TASK REQUIREMENTS: Please set down the records below exactly as they appear.

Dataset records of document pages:
---------------
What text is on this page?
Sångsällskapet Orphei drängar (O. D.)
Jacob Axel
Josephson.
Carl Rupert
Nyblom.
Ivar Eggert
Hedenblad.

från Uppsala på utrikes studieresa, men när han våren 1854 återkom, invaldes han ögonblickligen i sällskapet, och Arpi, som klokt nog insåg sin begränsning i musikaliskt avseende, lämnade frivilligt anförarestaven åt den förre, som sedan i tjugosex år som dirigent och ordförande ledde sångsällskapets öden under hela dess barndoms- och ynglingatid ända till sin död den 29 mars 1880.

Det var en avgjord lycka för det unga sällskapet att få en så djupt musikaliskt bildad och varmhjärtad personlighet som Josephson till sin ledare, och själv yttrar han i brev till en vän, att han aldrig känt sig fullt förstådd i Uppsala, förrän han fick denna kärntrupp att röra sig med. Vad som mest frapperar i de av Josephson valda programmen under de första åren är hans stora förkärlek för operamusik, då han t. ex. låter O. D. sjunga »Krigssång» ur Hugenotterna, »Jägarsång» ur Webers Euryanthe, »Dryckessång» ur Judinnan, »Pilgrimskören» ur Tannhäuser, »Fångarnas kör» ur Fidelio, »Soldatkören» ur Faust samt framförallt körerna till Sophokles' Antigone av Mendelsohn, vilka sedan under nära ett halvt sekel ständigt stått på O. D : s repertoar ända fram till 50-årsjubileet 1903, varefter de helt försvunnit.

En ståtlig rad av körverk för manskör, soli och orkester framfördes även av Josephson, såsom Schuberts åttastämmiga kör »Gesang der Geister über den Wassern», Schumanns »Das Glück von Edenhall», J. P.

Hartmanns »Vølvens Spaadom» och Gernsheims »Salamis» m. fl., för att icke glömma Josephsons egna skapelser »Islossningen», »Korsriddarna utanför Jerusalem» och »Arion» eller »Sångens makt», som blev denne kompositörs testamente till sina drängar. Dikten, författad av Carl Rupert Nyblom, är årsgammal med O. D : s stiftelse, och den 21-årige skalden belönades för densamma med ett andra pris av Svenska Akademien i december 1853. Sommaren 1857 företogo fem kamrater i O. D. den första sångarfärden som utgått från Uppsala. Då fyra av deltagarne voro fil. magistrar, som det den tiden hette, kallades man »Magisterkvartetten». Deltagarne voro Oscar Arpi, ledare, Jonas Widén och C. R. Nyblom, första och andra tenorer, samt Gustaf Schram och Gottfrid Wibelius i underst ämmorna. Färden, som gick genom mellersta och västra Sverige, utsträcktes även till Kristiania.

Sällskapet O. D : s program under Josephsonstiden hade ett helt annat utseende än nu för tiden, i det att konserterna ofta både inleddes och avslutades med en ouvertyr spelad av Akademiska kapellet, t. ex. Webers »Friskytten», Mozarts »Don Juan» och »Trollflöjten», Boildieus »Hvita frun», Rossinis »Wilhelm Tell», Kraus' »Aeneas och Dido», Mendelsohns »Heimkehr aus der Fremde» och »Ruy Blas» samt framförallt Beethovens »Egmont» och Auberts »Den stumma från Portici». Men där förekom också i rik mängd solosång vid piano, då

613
---------------
EXERCISE RESPONSE:
What text is on this page?
Sångsällskapet Orphei drängar (O. D.)
Jacob Axel
Josephson.
Carl Rupert
Nyblom.
Ivar Eggert
Hedenblad.

från Uppsala på utrikes studieresa, men när han våren 1854 återkom, invaldes han ögonblickligen i sällskapet, och Arpi, som klokt nog insåg sin begränsning i musikaliskt avseende, lämnade frivilligt anförarestaven åt den förre, som sedan i tjugosex år som dirigent och ordförande ledde sångsällskapets öden under hela dess barndoms- och ynglingatid ända till sin död den 29 mars 1880.

Det var en avgjord lycka för det unga sällskapet att få en så djupt musikaliskt bildad och varmhjärtad personlighet som Josephson till sin ledare, och själv yttrar han i brev till en vän, att han aldrig känt sig fullt förstådd i Uppsala, förrän han fick denna kärntrupp att röra sig med. Vad som mest frapperar i de av Josephson valda programmen under de första åren är hans stora förkärlek för operamusik, då han t. ex. låter O. D. sjunga »Krigssång» ur Hugenotterna, »Jägarsång» ur Webers Euryanthe, »Dryckessång» ur Judinnan, »Pilgrimskören» ur Tannhäuser, »Fångarnas kör» ur Fidelio, »Soldatkören» ur Faust samt framförallt körerna till Sophokles' Antigone av Mendelsohn, vilka sedan under nära ett halvt sekel ständigt stått på O. D : s repertoar ända fram till 50-årsjubileet 1903, varefter de helt försvunnit.

En ståtlig rad av körverk för manskör, soli och orkester framfördes även av Josephson, såsom Schuberts åttastämmiga kör »Gesang der Geister über den Wassern», Schumanns »Das Glück von Edenhall», J. P.

Hartmanns »Vølvens Spaadom» och Gernsheims »Salamis» m. fl., för att icke glömma Josephsons egna skapelser »Islossningen», »Korsriddarna utanför Jerusalem» och »Arion» eller »Sångens makt», som blev denne kompositörs testamente till sina drängar. Dikten, författad av Carl Rupert Nyblom, är årsgammal med O. D : s stiftelse, och den 21-årige skalden belönades för densamma med ett andra pris av Svenska Akademien i december 1853. Sommaren 1857 företogo fem kamrater i O. D. den första sångarfärden som utgått från Uppsala. Då fyra av deltagarne voro fil. magistrar, som det den tiden hette, kallades man »Magisterkvartetten». Deltagarne voro Oscar Arpi, ledare, Jonas Widén och C. R. Nyblom, första och andra tenorer, samt Gustaf Schram och Gottfrid Wibelius i underst ämmorna. Färden, som gick genom mellersta och västra Sverige, utsträcktes även till Kristiania.

Sällskapet O. D : s program under Josephsonstiden hade ett helt annat utseende än nu för tiden, i det att konserterna ofta både inleddes och avslutades med en ouvertyr spelad av Akademiska kapellet, t. ex. Webers »Friskytten», Mozarts »Don Juan» och »Trollflöjten», Boildieus »Hvita frun», Rossinis »Wilhelm Tell», Kraus' »Aeneas och Dido», Mendelsohns »Heimkehr aus der Fremde» och »Ruy Blas» samt framförallt Beethovens »Egmont» och Auberts »Den stumma från Portici». Men där förekom också i rik mängd solosång vid piano, då

613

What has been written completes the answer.